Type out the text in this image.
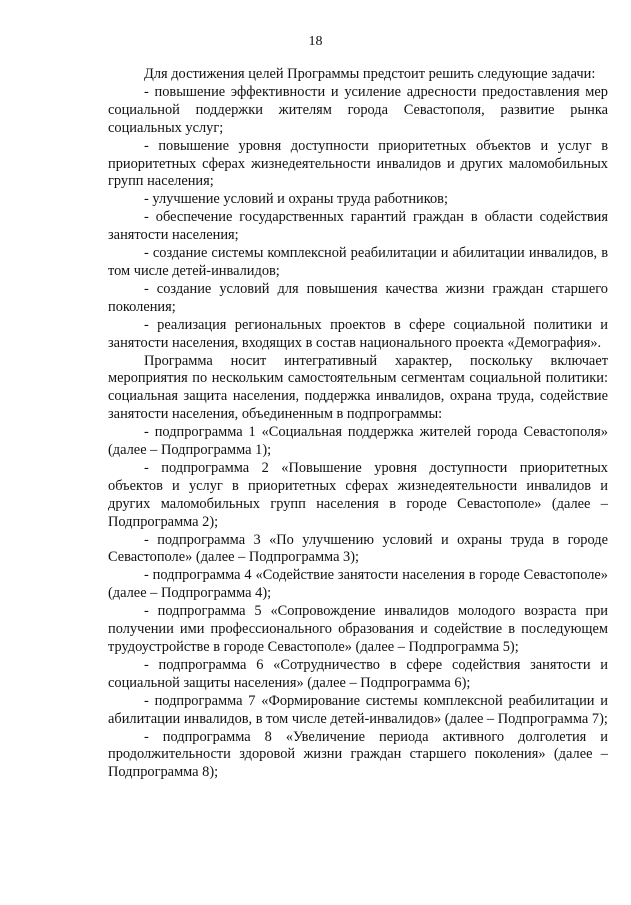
18

Для достижения целей Программы предстоит решить следующие задачи:

- повышение эффективности и усиление адресности предоставления мер социальной поддержки жителям города Севастополя, развитие рынка социальных услуг;

- повышение уровня доступности приоритетных объектов и услуг в приоритетных сферах жизнедеятельности инвалидов и других маломобильных групп населения;

- улучшение условий и охраны труда работников;

- обеспечение государственных гарантий граждан в области содействия занятости населения;

- создание системы комплексной реабилитации и абилитации инвалидов, в том числе детей-инвалидов;

- создание условий для повышения качества жизни граждан старшего поколения;

- реализация региональных проектов в сфере социальной политики и занятости населения, входящих в состав национального проекта «Демография».

Программа носит интегративный характер, поскольку включает мероприятия по нескольким самостоятельным сегментам социальной политики: социальная защита населения, поддержка инвалидов, охрана труда, содействие занятости населения, объединенным в подпрограммы:

- подпрограмма 1 «Социальная поддержка жителей города Севастополя» (далее – Подпрограмма 1);

- подпрограмма 2 «Повышение уровня доступности приоритетных объектов и услуг в приоритетных сферах жизнедеятельности инвалидов и других маломобильных групп населения в городе Севастополе» (далее – Подпрограмма 2);

- подпрограмма 3 «По улучшению условий и охраны труда в городе Севастополе» (далее – Подпрограмма 3);

- подпрограмма 4 «Содействие занятости населения в городе Севастополе» (далее – Подпрограмма 4);

- подпрограмма 5 «Сопровождение инвалидов молодого возраста при получении ими профессионального образования и содействие в последующем трудоустройстве в городе Севастополе» (далее – Подпрограмма 5);

- подпрограмма 6 «Сотрудничество в сфере содействия занятости и социальной защиты населения» (далее – Подпрограмма 6);

- подпрограмма 7 «Формирование системы комплексной реабилитации и абилитации инвалидов, в том числе детей-инвалидов» (далее – Подпрограмма 7);

- подпрограмма 8 «Увеличение периода активного долголетия и продолжительности здоровой жизни граждан старшего поколения» (далее – Подпрограмма 8);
************
-- Direction --
Copy every line above word for word and exclude the pictures.

-- Task response --
Type out the text in this image.
18

Для достижения целей Программы предстоит решить следующие задачи:

- повышение эффективности и усиление адресности предоставления мер социальной поддержки жителям города Севастополя, развитие рынка социальных услуг;

- повышение уровня доступности приоритетных объектов и услуг в приоритетных сферах жизнедеятельности инвалидов и других маломобильных групп населения;

- улучшение условий и охраны труда работников;

- обеспечение государственных гарантий граждан в области содействия занятости населения;

- создание системы комплексной реабилитации и абилитации инвалидов, в том числе детей-инвалидов;

- создание условий для повышения качества жизни граждан старшего поколения;

- реализация региональных проектов в сфере социальной политики и занятости населения, входящих в состав национального проекта «Демография».

Программа носит интегративный характер, поскольку включает мероприятия по нескольким самостоятельным сегментам социальной политики: социальная защита населения, поддержка инвалидов, охрана труда, содействие занятости населения, объединенным в подпрограммы:

- подпрограмма 1 «Социальная поддержка жителей города Севастополя» (далее – Подпрограмма 1);

- подпрограмма 2 «Повышение уровня доступности приоритетных объектов и услуг в приоритетных сферах жизнедеятельности инвалидов и других маломобильных групп населения в городе Севастополе» (далее – Подпрограмма 2);

- подпрограмма 3 «По улучшению условий и охраны труда в городе Севастополе» (далее – Подпрограмма 3);

- подпрограмма 4 «Содействие занятости населения в городе Севастополе» (далее – Подпрограмма 4);

- подпрограмма 5 «Сопровождение инвалидов молодого возраста при получении ими профессионального образования и содействие в последующем трудоустройстве в городе Севастополе» (далее – Подпрограмма 5);

- подпрограмма 6 «Сотрудничество в сфере содействия занятости и социальной защиты населения» (далее – Подпрограмма 6);

- подпрограмма 7 «Формирование системы комплексной реабилитации и абилитации инвалидов, в том числе детей-инвалидов» (далее – Подпрограмма 7);

- подпрограмма 8 «Увеличение периода активного долголетия и продолжительности здоровой жизни граждан старшего поколения» (далее – Подпрограмма 8);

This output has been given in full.